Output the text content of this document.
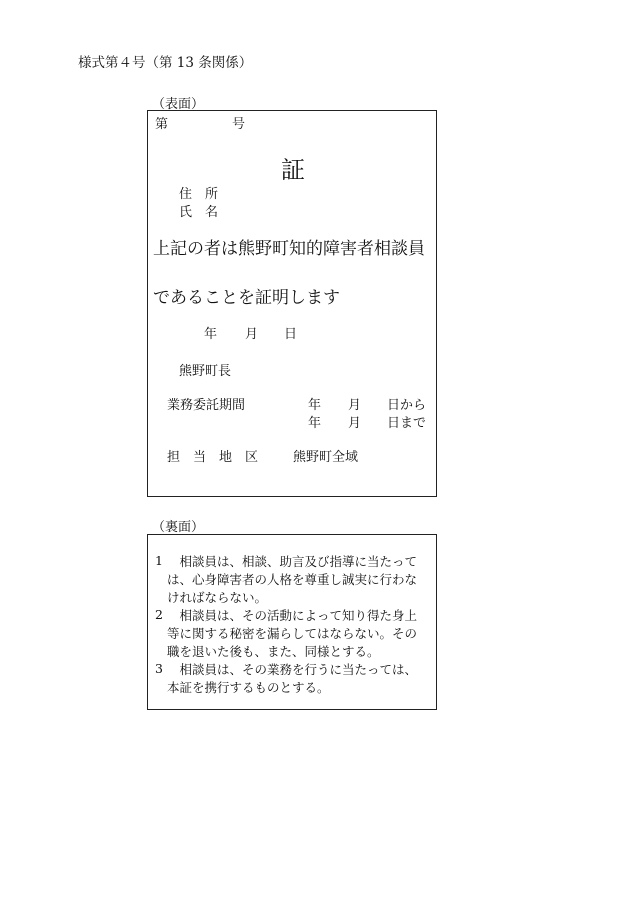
様式第４号（第 13 条関係）
（表面）
第	号
証
住　所
氏　名
上記の者は熊野町知的障害者相談員
であることを証明します
年 月 日
熊野町長
業務委託期間	年 月 日から
年 月 日まで
担　当　地　区	熊野町全域
（裏面）
1 　相談員は、相談、助言及び指導に当たっては、心身障害者の人格を尊重し誠実に行わなければならない。
2 　相談員は、その活動によって知り得た身上等に関する秘密を漏らしてはならない。その職を退いた後も、また、同様とする。
3 　相談員は、その業務を行うに当たっては、本証を携行するものとする。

Short problem:
Quote every record above exactly, leaving out any pictures.

Answer to this exercise:
Output the text content of this document.
様式第４号（第 13 条関係）
（表面）
第	号
証
住　所
氏　名
上記の者は熊野町知的障害者相談員
であることを証明します
年 月 日
熊野町長
業務委託期間	年 月 日から
年 月 日まで
担　当　地　区	熊野町全域
（裏面）
1 　相談員は、相談、助言及び指導に当たっては、心身障害者の人格を尊重し誠実に行わなければならない。
2 　相談員は、その活動によって知り得た身上等に関する秘密を漏らしてはならない。その職を退いた後も、また、同様とする。
3 　相談員は、その業務を行うに当たっては、本証を携行するものとする。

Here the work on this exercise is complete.